§ **What to produce**
Pull out the lines verbatim, starting at the line that has "334, 476, 348]" and stopping after the line that has "307, 578, 327]".

---+---

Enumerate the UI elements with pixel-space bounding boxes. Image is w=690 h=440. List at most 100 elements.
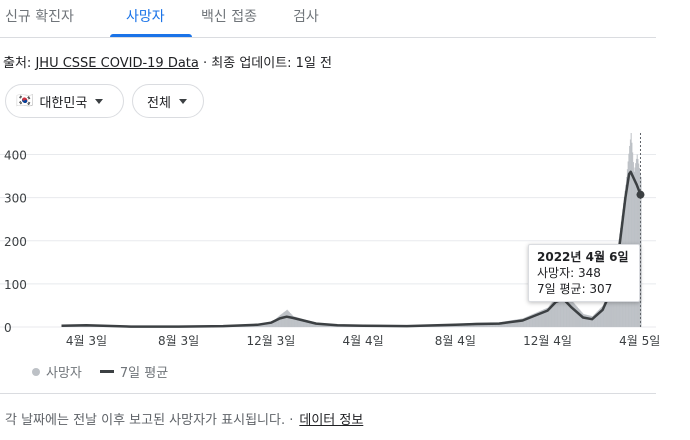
x-tick-label: 8월 4일	[435, 334, 476, 348]
deaths-bar	[640, 176, 642, 327]
deaths-bar	[611, 283, 613, 327]
deaths-bar	[583, 314, 585, 327]
deaths-bar	[571, 301, 573, 327]
tab-vaccination[interactable]: 백신 접종	[201, 9, 257, 25]
deaths-bar	[606, 296, 608, 327]
deaths-bar	[309, 320, 311, 327]
deaths-bar	[260, 324, 262, 327]
deaths-bar	[576, 307, 578, 327]
deaths-bar	[537, 311, 539, 327]
deaths-bar	[522, 318, 524, 327]
deaths-bar	[583, 314, 585, 327]
deaths-bar	[508, 320, 510, 327]
range-select[interactable]: 전체	[132, 84, 204, 118]
deaths-bar	[518, 319, 520, 327]
deaths-bar	[267, 323, 269, 327]
deaths-bar	[561, 283, 563, 327]
deaths-bar	[607, 292, 609, 327]
deaths-bar	[549, 304, 551, 327]
deaths-bar	[581, 312, 583, 327]
deaths-bar	[524, 317, 526, 327]
tab-testing[interactable]: 검사	[293, 9, 319, 25]
deaths-bar	[573, 302, 575, 327]
x-tick-label: 4월 4일	[342, 334, 383, 348]
deaths-bar	[515, 319, 517, 327]
deaths-bar	[593, 314, 595, 327]
deaths-bar	[261, 324, 263, 327]
deaths-bar	[548, 306, 550, 327]
deaths-bar	[523, 318, 525, 327]
deaths-bar	[592, 316, 594, 327]
deaths-bar	[540, 310, 542, 327]
deaths-bar	[530, 314, 532, 327]
tooltip-average: 7일 평균: 307	[537, 282, 613, 296]
country-select[interactable]: 🇰🇷 대한민국	[5, 84, 124, 118]
deaths-bar	[565, 285, 567, 327]
deaths-bar	[596, 311, 598, 327]
chevron-down-icon	[95, 98, 104, 104]
deaths-bar	[307, 320, 309, 327]
deaths-bar	[313, 321, 315, 327]
deaths-bar	[297, 317, 299, 327]
y-tick-label: 0	[4, 321, 12, 335]
deaths-bar	[636, 154, 638, 327]
deaths-bar	[311, 321, 313, 327]
deaths-bar	[612, 281, 614, 327]
country-select-label: 대한민국	[39, 95, 88, 111]
deaths-bar	[546, 308, 548, 327]
deaths-bar	[274, 319, 276, 327]
deaths-bar	[597, 310, 599, 327]
deaths-bar	[566, 287, 568, 327]
deaths-bar	[511, 320, 513, 327]
deaths-bar	[272, 321, 274, 327]
deaths-bar	[586, 314, 588, 327]
deaths-bar	[554, 298, 556, 327]
deaths-bar	[271, 322, 273, 327]
deaths-bar	[286, 309, 288, 327]
deaths-bar	[525, 317, 527, 327]
deaths-bar	[295, 316, 297, 327]
deaths-bar	[264, 323, 266, 327]
deaths-bar	[591, 316, 593, 327]
deaths-bar	[532, 314, 534, 327]
deaths-bar	[611, 285, 613, 327]
deaths-bar	[524, 317, 526, 327]
deaths-bar	[292, 316, 294, 327]
bar-legend-swatch	[32, 367, 40, 376]
deaths-bar	[558, 291, 560, 327]
deaths-bar	[579, 309, 581, 327]
deaths-bar	[550, 303, 552, 327]
deaths-bar	[536, 312, 538, 327]
deaths-chart[interactable]: 0 100 200 300 400 4월 3일 8월 3일 12월 3일 4월 4일 8월 4일…	[0, 125, 660, 355]
deaths-bar	[310, 321, 312, 327]
deaths-bar	[510, 320, 512, 327]
flag-icon: 🇰🇷	[16, 93, 34, 109]
chart-tooltip: 2022년 4월 6일 사망자: 348 7일 평균: 307	[528, 244, 640, 302]
deaths-bar	[527, 316, 529, 327]
deaths-bar	[545, 308, 547, 327]
deaths-bar	[589, 315, 591, 327]
deaths-bar	[521, 318, 523, 327]
source-link[interactable]: JHU CSSE COVID-19 Data	[35, 56, 199, 71]
deaths-bar	[572, 301, 574, 327]
deaths-bar	[632, 152, 634, 327]
deaths-bar	[547, 307, 549, 327]
deaths-bar	[285, 310, 287, 327]
deaths-bar	[605, 298, 607, 327]
average-line	[61, 170, 642, 328]
deaths-bar	[512, 320, 514, 327]
deaths-bar	[313, 322, 315, 327]
deaths-bar	[630, 133, 632, 327]
deaths-bar	[576, 306, 578, 327]
hover-marker	[636, 133, 645, 327]
deaths-bar	[585, 314, 587, 327]
deaths-bar	[542, 309, 544, 327]
deaths-bar	[598, 310, 600, 327]
deaths-bar	[259, 324, 261, 327]
deaths-bar	[588, 315, 590, 327]
tab-deaths[interactable]: 사망자	[126, 9, 165, 25]
tab-new-cases[interactable]: 신규 확진자	[5, 9, 74, 25]
deaths-bar	[504, 321, 506, 327]
about-data-link[interactable]: 데이터 정보	[299, 413, 364, 428]
deaths-bar	[258, 324, 260, 327]
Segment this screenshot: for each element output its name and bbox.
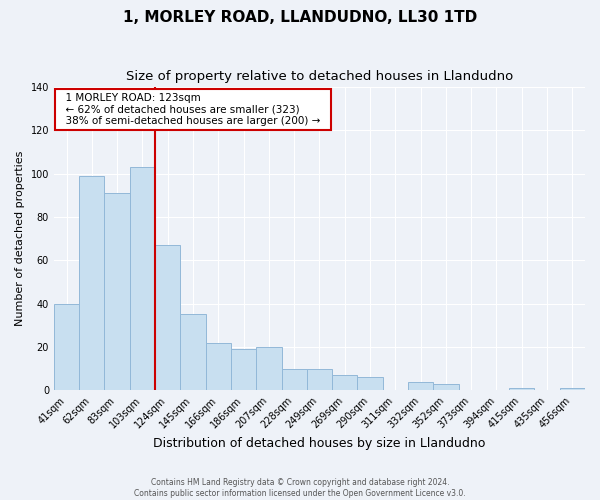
- Bar: [281, 368, 307, 390]
- Bar: [332, 375, 358, 390]
- Y-axis label: Number of detached properties: Number of detached properties: [15, 151, 25, 326]
- Bar: [231, 349, 256, 391]
- Bar: [509, 388, 535, 390]
- Bar: [560, 388, 585, 390]
- Text: 1 MORLEY ROAD: 123sqm
  ← 62% of detached houses are smaller (323)
  38% of semi: 1 MORLEY ROAD: 123sqm ← 62% of detached …: [59, 93, 327, 126]
- Title: Size of property relative to detached houses in Llandudno: Size of property relative to detached ho…: [126, 70, 513, 83]
- Bar: [54, 304, 79, 390]
- Bar: [79, 176, 104, 390]
- Bar: [408, 382, 433, 390]
- Bar: [256, 347, 281, 391]
- Text: Contains HM Land Registry data © Crown copyright and database right 2024.
Contai: Contains HM Land Registry data © Crown c…: [134, 478, 466, 498]
- Bar: [130, 167, 155, 390]
- Bar: [206, 342, 231, 390]
- X-axis label: Distribution of detached houses by size in Llandudno: Distribution of detached houses by size …: [153, 437, 485, 450]
- Bar: [307, 368, 332, 390]
- Bar: [433, 384, 458, 390]
- Bar: [104, 193, 130, 390]
- Bar: [155, 245, 181, 390]
- Bar: [181, 314, 206, 390]
- Text: 1, MORLEY ROAD, LLANDUDNO, LL30 1TD: 1, MORLEY ROAD, LLANDUDNO, LL30 1TD: [123, 10, 477, 25]
- Bar: [358, 378, 383, 390]
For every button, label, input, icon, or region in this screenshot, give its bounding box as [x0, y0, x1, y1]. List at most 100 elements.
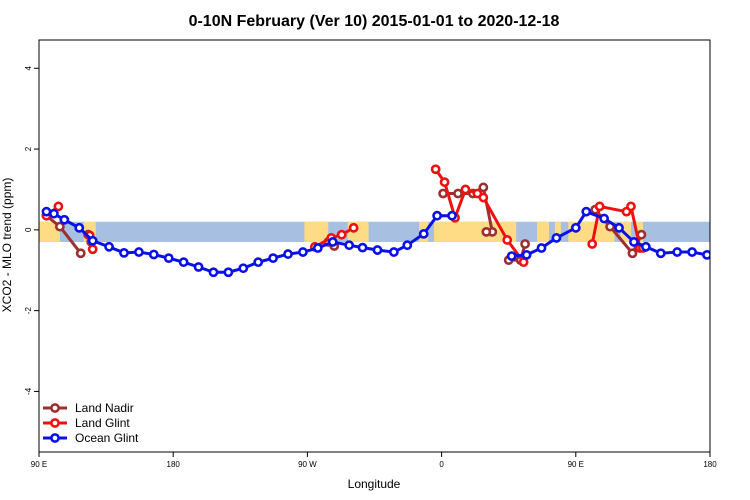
- legend-item: Land Glint: [43, 416, 130, 430]
- data-point: [599, 213, 610, 224]
- series-line: [434, 168, 525, 264]
- x-tick-label: 0: [439, 460, 444, 469]
- legend-label: Land Nadir: [75, 401, 134, 415]
- data-point: [75, 248, 86, 259]
- data-point: [336, 229, 347, 240]
- data-point: [672, 247, 683, 257]
- data-point: [388, 247, 399, 257]
- data-point: [447, 210, 457, 221]
- data-point: [418, 228, 429, 239]
- data-point: [134, 247, 144, 257]
- series-land-glint: [41, 164, 648, 268]
- data-point: [453, 188, 463, 199]
- data-point: [478, 182, 489, 193]
- land-region: [304, 221, 329, 242]
- land-region: [537, 221, 549, 242]
- data-point: [430, 164, 441, 175]
- legend-item: Land Nadir: [43, 401, 134, 415]
- data-point: [163, 253, 174, 264]
- data-point: [439, 177, 450, 188]
- y-axis: -4 -2 0 2 4: [24, 66, 39, 395]
- y-axis-label: XCO2 - MLO trend (ppm): [0, 178, 14, 313]
- data-point: [627, 248, 638, 259]
- data-point: [594, 201, 605, 212]
- legend-label: Land Glint: [75, 416, 130, 430]
- data-point: [702, 249, 710, 260]
- data-point: [478, 192, 489, 203]
- data-point: [283, 249, 293, 259]
- data-point: [87, 244, 98, 255]
- x-axis-label: Longitude: [348, 477, 401, 491]
- data-point: [148, 249, 159, 260]
- data-point: [268, 253, 279, 264]
- data-point: [640, 241, 651, 252]
- data-point: [348, 222, 359, 233]
- y-tick-label: 4: [24, 66, 33, 71]
- legend-item: Ocean Glint: [43, 431, 139, 445]
- plot-area: [39, 164, 722, 278]
- y-tick-label: 0: [24, 227, 33, 232]
- data-point: [223, 267, 234, 278]
- series-line: [314, 226, 355, 249]
- data-point: [481, 226, 492, 237]
- data-point: [570, 222, 581, 233]
- data-point: [402, 240, 413, 251]
- x-axis: 90 E 180 90 W 0 90 E 180: [31, 452, 717, 469]
- data-point: [253, 257, 264, 268]
- x-tick-label: 90 E: [568, 460, 584, 469]
- data-point: [372, 245, 383, 255]
- data-point: [238, 263, 249, 274]
- data-point: [626, 201, 636, 212]
- data-point: [87, 235, 98, 246]
- data-point: [54, 221, 65, 232]
- land-region: [434, 221, 517, 242]
- data-point: [432, 210, 443, 221]
- legend-swatch-marker: [50, 403, 60, 413]
- data-point: [715, 254, 722, 261]
- data-point: [104, 241, 114, 252]
- data-point: [587, 239, 598, 249]
- chart-title: 0-10N February (Ver 10) 2015-01-01 to 20…: [189, 13, 560, 30]
- x-tick-label: 180: [703, 460, 717, 469]
- plot-frame: [38, 39, 711, 453]
- data-point: [344, 240, 355, 251]
- x-tick-label: 90 E: [31, 460, 47, 469]
- data-point: [520, 239, 531, 249]
- data-point: [629, 237, 639, 247]
- data-point: [506, 251, 517, 261]
- data-point: [460, 184, 471, 195]
- data-point: [53, 201, 64, 212]
- data-point: [551, 233, 562, 243]
- data-point: [119, 247, 129, 258]
- y-tick-label: -2: [24, 307, 33, 315]
- data-point: [327, 237, 338, 247]
- data-point: [74, 222, 85, 233]
- data-point: [298, 247, 308, 257]
- series-ocean-glint: [41, 206, 722, 278]
- x-tick-label: 180: [167, 460, 181, 469]
- series-lines: [41, 164, 722, 278]
- data-point: [687, 247, 698, 257]
- data-point: [59, 214, 70, 225]
- land-region: [39, 221, 60, 242]
- data-point: [502, 235, 513, 245]
- data-point: [357, 242, 368, 253]
- data-point: [49, 208, 59, 219]
- y-tick-label: 2: [24, 146, 33, 151]
- legend-label: Ocean Glint: [75, 431, 139, 445]
- legend-swatch-marker: [50, 418, 60, 428]
- legend-swatch-marker: [50, 433, 60, 443]
- data-point: [178, 257, 189, 268]
- data-point: [536, 243, 547, 253]
- data-point: [41, 206, 52, 217]
- data-point: [655, 248, 666, 259]
- data-point: [208, 267, 219, 278]
- data-point: [581, 206, 592, 217]
- x-tick-label: 90 W: [298, 460, 317, 469]
- data-point: [521, 249, 532, 260]
- land-region: [620, 221, 631, 242]
- land-region: [554, 221, 561, 242]
- data-point: [312, 243, 323, 253]
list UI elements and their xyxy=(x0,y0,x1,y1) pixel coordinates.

---+---

§ **Solution**
x-tick-label: 8월 4일	[435, 334, 476, 348]
deaths-bar	[640, 176, 642, 327]
deaths-bar	[611, 283, 613, 327]
deaths-bar	[583, 314, 585, 327]
deaths-bar	[571, 301, 573, 327]
tab-vaccination[interactable]: 백신 접종	[201, 9, 257, 25]
deaths-bar	[606, 296, 608, 327]
deaths-bar	[309, 320, 311, 327]
deaths-bar	[260, 324, 262, 327]
deaths-bar	[576, 307, 578, 327]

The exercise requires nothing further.